## What to do
Copy out every line of the records where the string "this" occurs.

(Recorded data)
##########

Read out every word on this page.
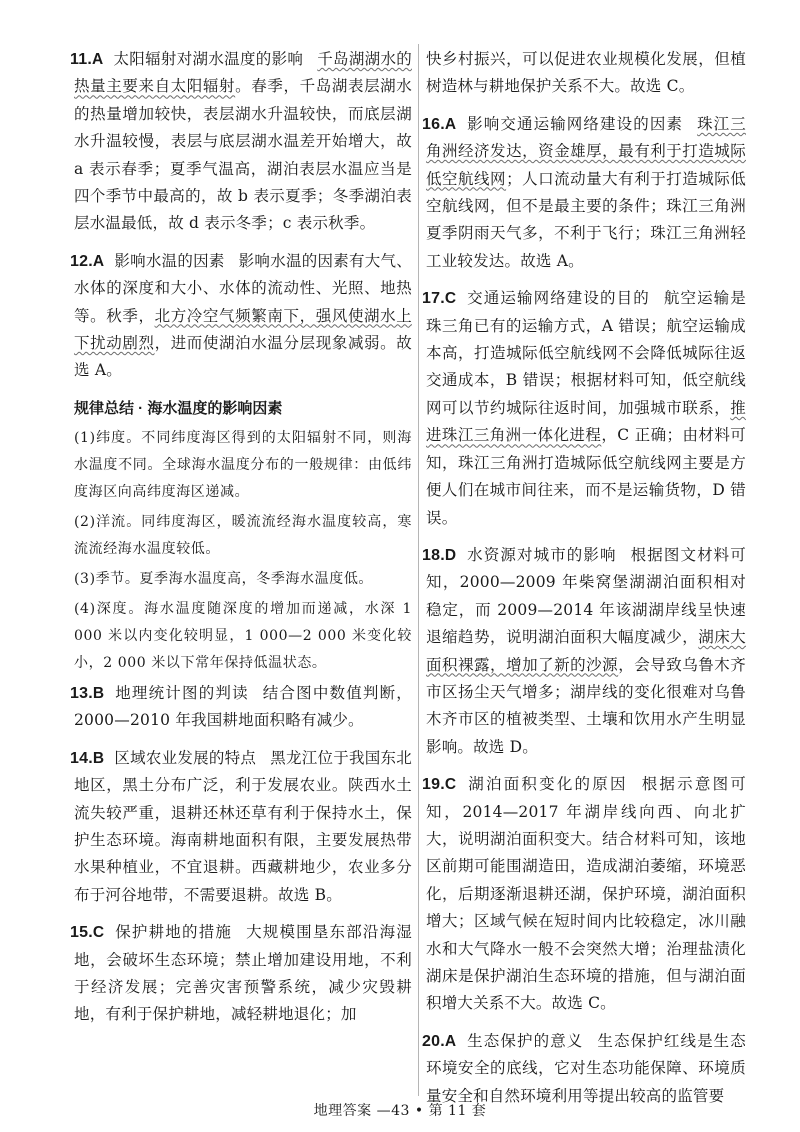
11.A 太阳辐射对湖水温度的影响 千岛湖湖水的热量主要来自太阳辐射。春季，千岛湖表层湖水的热量增加较快，表层湖水升温较快，而底层湖水升温较慢，表层与底层湖水温差开始增大，故 a 表示春季；夏季气温高，湖泊表层水温应当是四个季节中最高的，故 b 表示夏季；冬季湖泊表层水温最低，故 d 表示冬季；c 表示秋季。

12.A 影响水温的因素 影响水温的因素有大气、水体的深度和大小、水体的流动性、光照、地热等。秋季，北方冷空气频繁南下，强风使湖水上下扰动剧烈，进而使湖泊水温分层现象减弱。故选 A。

规律总结 · 海水温度的影响因素

(1)纬度。不同纬度海区得到的太阳辐射不同，则海水温度不同。全球海水温度分布的一般规律：由低纬度海区向高纬度海区递减。

(2)洋流。同纬度海区，暖流流经海水温度较高，寒流流经海水温度较低。

(3)季节。夏季海水温度高，冬季海水温度低。

(4)深度。海水温度随深度的增加而递减，水深 1 000 米以内变化较明显，1 000—2 000 米变化较小，2 000 米以下常年保持低温状态。

13.B 地理统计图的判读 结合图中数值判断，2000—2010 年我国耕地面积略有减少。

14.B 区域农业发展的特点 黑龙江位于我国东北地区，黑土分布广泛，利于发展农业。陕西水土流失较严重，退耕还林还草有利于保持水土，保护生态环境。海南耕地面积有限，主要发展热带水果种植业，不宜退耕。西藏耕地少，农业多分布于河谷地带，不需要退耕。故选 B。

15.C 保护耕地的措施 大规模围垦东部沿海湿地，会破坏生态环境；禁止增加建设用地，不利于经济发展；完善灾害预警系统，减少灾毁耕地，有利于保护耕地，减轻耕地退化；加

快乡村振兴，可以促进农业规模化发展，但植树造林与耕地保护关系不大。故选 C。

16.A 影响交通运输网络建设的因素 珠江三角洲经济发达，资金雄厚，最有利于打造城际低空航线网；人口流动量大有利于打造城际低空航线网，但不是最主要的条件；珠江三角洲夏季阴雨天气多，不利于飞行；珠江三角洲轻工业较发达。故选 A。

17.C 交通运输网络建设的目的 航空运输是珠三角已有的运输方式，A 错误；航空运输成本高，打造城际低空航线网不会降低城际往返交通成本，B 错误；根据材料可知，低空航线网可以节约城际往返时间，加强城市联系，推进珠江三角洲一体化进程，C 正确；由材料可知，珠江三角洲打造城际低空航线网主要是方便人们在城市间往来，而不是运输货物，D 错误。

18.D 水资源对城市的影响 根据图文材料可知，2000—2009 年柴窝堡湖湖泊面积相对稳定，而 2009—2014 年该湖湖岸线呈快速退缩趋势，说明湖泊面积大幅度减少，湖床大面积裸露，增加了新的沙源，会导致乌鲁木齐市区扬尘天气增多；湖岸线的变化很难对乌鲁木齐市区的植被类型、土壤和饮用水产生明显影响。故选 D。

19.C 湖泊面积变化的原因 根据示意图可知，2014—2017 年湖岸线向西、向北扩大，说明湖泊面积变大。结合材料可知，该地区前期可能围湖造田，造成湖泊萎缩，环境恶化，后期逐渐退耕还湖，保护环境，湖泊面积增大；区域气候在短时间内比较稳定，冰川融水和大气降水一般不会突然大增；治理盐渍化湖床是保护湖泊生态环境的措施，但与湖泊面积增大关系不大。故选 C。

20.A 生态保护的意义 生态保护红线是生态环境安全的底线，它对生态功能保障、环境质量安全和自然环境利用等提出较高的监管要

地理答案 —43 • 第 11 套
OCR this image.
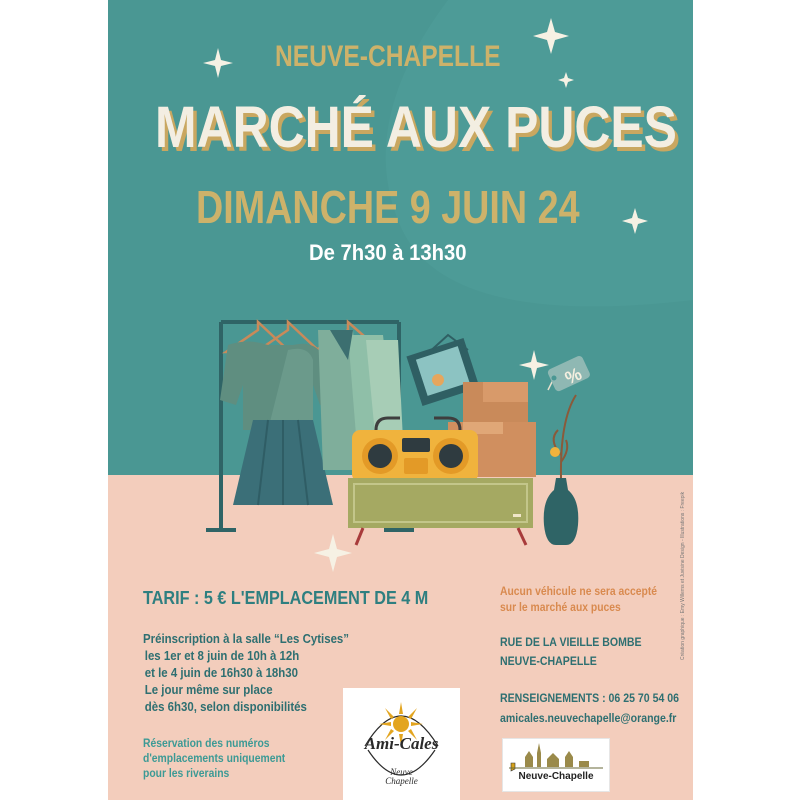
%
NEUVE-CHAPELLE
MARCHÉ AUX PUCES
DIMANCHE 9 JUIN 24
De 7h30 à 13h30
TARIF : 5 € L'EMPLACEMENT DE 4 M
Préinscription à la salle “Les Cytises”
les 1er et 8 juin de 10h à 12h
et le 4 juin de 16h30 à 18h30
Le jour même sur place
dès 6h30, selon disponibilités
Réservation des numéros
d'emplacements uniquement
pour les riverains
Aucun véhicule ne sera accepté
sur le marché aux puces
RUE DE LA VIEILLE BOMBE
NEUVE-CHAPELLE
RENSEIGNEMENTS : 06 25 70 54 06
amicales.neuvechapelle@orange.fr
Ami-Cales
Neuve
Chapelle	Neuve-Chapelle
Création graphique : Emy Willems et Juvisine Design - Illustrations : Freepik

##########

## Complete output
Read out every word on this page.
OCR this image.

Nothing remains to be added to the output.